## YOUR GOAL
Write out the listing in full, matching it word for word.
━━━━━━━━━━━━━━━━
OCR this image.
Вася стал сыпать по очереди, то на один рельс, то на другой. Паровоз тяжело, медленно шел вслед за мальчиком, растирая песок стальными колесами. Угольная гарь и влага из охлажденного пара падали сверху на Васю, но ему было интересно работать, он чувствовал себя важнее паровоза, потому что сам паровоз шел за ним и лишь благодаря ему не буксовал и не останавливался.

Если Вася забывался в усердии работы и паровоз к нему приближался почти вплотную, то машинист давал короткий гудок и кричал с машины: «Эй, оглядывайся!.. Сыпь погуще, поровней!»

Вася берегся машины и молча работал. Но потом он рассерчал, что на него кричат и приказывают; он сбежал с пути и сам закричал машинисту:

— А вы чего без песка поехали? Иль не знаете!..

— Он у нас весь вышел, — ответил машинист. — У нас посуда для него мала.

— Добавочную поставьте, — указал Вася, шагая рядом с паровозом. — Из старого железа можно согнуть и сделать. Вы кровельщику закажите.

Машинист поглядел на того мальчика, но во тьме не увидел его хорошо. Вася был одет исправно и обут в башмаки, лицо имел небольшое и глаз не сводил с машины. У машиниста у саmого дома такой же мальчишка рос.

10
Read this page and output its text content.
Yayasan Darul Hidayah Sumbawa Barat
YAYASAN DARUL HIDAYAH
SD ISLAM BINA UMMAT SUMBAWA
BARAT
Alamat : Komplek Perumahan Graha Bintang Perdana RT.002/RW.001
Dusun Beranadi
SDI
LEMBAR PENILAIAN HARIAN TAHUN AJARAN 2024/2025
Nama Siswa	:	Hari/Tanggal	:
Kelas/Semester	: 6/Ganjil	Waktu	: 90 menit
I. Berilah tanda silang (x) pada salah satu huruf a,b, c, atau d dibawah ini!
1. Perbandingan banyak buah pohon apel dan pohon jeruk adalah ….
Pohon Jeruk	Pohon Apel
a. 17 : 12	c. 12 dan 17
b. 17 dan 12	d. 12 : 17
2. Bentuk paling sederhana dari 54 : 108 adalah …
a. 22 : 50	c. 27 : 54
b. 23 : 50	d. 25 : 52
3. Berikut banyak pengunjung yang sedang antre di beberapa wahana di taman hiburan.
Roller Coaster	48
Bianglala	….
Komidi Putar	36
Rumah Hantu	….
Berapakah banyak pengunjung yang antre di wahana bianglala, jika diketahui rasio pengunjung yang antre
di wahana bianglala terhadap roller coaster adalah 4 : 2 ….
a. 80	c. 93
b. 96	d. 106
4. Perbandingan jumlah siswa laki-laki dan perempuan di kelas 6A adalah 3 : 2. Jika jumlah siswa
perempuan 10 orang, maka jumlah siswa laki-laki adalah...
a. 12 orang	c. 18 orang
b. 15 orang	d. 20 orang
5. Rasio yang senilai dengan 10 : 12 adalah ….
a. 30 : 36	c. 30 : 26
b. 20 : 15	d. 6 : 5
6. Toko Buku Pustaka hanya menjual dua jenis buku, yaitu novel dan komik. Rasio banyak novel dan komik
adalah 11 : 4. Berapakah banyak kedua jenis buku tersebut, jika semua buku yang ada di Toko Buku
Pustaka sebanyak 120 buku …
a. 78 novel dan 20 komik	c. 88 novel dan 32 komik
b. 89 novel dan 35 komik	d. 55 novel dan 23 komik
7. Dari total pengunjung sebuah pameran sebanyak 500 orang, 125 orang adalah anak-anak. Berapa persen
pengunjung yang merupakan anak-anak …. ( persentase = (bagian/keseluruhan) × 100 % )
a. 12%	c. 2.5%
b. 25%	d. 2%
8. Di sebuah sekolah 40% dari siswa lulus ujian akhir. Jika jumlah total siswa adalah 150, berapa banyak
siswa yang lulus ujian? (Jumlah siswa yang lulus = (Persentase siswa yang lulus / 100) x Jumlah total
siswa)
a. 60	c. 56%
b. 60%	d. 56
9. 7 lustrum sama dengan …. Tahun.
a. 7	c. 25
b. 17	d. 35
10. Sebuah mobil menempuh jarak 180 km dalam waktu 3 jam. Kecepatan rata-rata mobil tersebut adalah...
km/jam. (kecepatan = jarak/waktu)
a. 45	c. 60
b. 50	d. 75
━━━━━━━━━━━━━━━━
## SOLUTION FOR THIS TASK
OCR this image.
Вася стал сыпать по очереди, то на один рельс, то на другой. Паровоз тяжело, медленно шел вслед за мальчиком, растирая песок стальными колесами. Угольная гарь и влага из охлажденного пара падали сверху на Васю, но ему было интересно работать, он чувствовал себя важнее паровоза, потому что сам паровоз шел за ним и лишь благодаря ему не буксовал и не останавливался.

Если Вася забывался в усердии работы и паровоз к нему приближался почти вплотную, то машинист давал короткий гудок и кричал с машины: «Эй, оглядывайся!.. Сыпь погуще, поровней!»

Вася берегся машины и молча работал. Но потом он рассерчал, что на него кричат и приказывают; он сбежал с пути и сам закричал машинисту:

— А вы чего без песка поехали? Иль не знаете!..

— Он у нас весь вышел, — ответил машинист. — У нас посуда для него мала.

— Добавочную поставьте, — указал Вася, шагая рядом с паровозом. — Из старого железа можно согнуть и сделать. Вы кровельщику закажите.

Машинист поглядел на того мальчика, но во тьме не увидел его хорошо. Вася был одет исправно и обут в башмаки, лицо имел небольшое и глаз не сводил с машины. У машиниста у саmого дома такой же мальчишка рос.

10
Read this page and output its text content.
Yayasan Darul Hidayah Sumbawa Barat
YAYASAN DARUL HIDAYAH
SD ISLAM BINA UMMAT SUMBAWA
BARAT
Alamat : Komplek Perumahan Graha Bintang Perdana RT.002/RW.001
Dusun Beranadi
SDI
LEMBAR PENILAIAN HARIAN TAHUN AJARAN 2024/2025
Nama Siswa	:	Hari/Tanggal	:
Kelas/Semester	: 6/Ganjil	Waktu	: 90 menit
I. Berilah tanda silang (x) pada salah satu huruf a,b, c, atau d dibawah ini!
1. Perbandingan banyak buah pohon apel dan pohon jeruk adalah ….
Pohon Jeruk	Pohon Apel
a. 17 : 12	c. 12 dan 17
b. 17 dan 12	d. 12 : 17
2. Bentuk paling sederhana dari 54 : 108 adalah …
a. 22 : 50	c. 27 : 54
b. 23 : 50	d. 25 : 52
3. Berikut banyak pengunjung yang sedang antre di beberapa wahana di taman hiburan.
Roller Coaster	48
Bianglala	….
Komidi Putar	36
Rumah Hantu	….
Berapakah banyak pengunjung yang antre di wahana bianglala, jika diketahui rasio pengunjung yang antre
di wahana bianglala terhadap roller coaster adalah 4 : 2 ….
a. 80	c. 93
b. 96	d. 106
4. Perbandingan jumlah siswa laki-laki dan perempuan di kelas 6A adalah 3 : 2. Jika jumlah siswa
perempuan 10 orang, maka jumlah siswa laki-laki adalah...
a. 12 orang	c. 18 orang
b. 15 orang	d. 20 orang
5. Rasio yang senilai dengan 10 : 12 adalah ….
a. 30 : 36	c. 30 : 26
b. 20 : 15	d. 6 : 5
6. Toko Buku Pustaka hanya menjual dua jenis buku, yaitu novel dan komik. Rasio banyak novel dan komik
adalah 11 : 4. Berapakah banyak kedua jenis buku tersebut, jika semua buku yang ada di Toko Buku
Pustaka sebanyak 120 buku …
a. 78 novel dan 20 komik	c. 88 novel dan 32 komik
b. 89 novel dan 35 komik	d. 55 novel dan 23 komik
7. Dari total pengunjung sebuah pameran sebanyak 500 orang, 125 orang adalah anak-anak. Berapa persen
pengunjung yang merupakan anak-anak …. ( persentase = (bagian/keseluruhan) × 100 % )
a. 12%	c. 2.5%
b. 25%	d. 2%
8. Di sebuah sekolah 40% dari siswa lulus ujian akhir. Jika jumlah total siswa adalah 150, berapa banyak
siswa yang lulus ujian? (Jumlah siswa yang lulus = (Persentase siswa yang lulus / 100) x Jumlah total
siswa)
a. 60	c. 56%
b. 60%	d. 56
9. 7 lustrum sama dengan …. Tahun.
a. 7	c. 25
b. 17	d. 35
10. Sebuah mobil menempuh jarak 180 km dalam waktu 3 jam. Kecepatan rata-rata mobil tersebut adalah...
km/jam. (kecepatan = jarak/waktu)
a. 45	c. 60
b. 50	d. 75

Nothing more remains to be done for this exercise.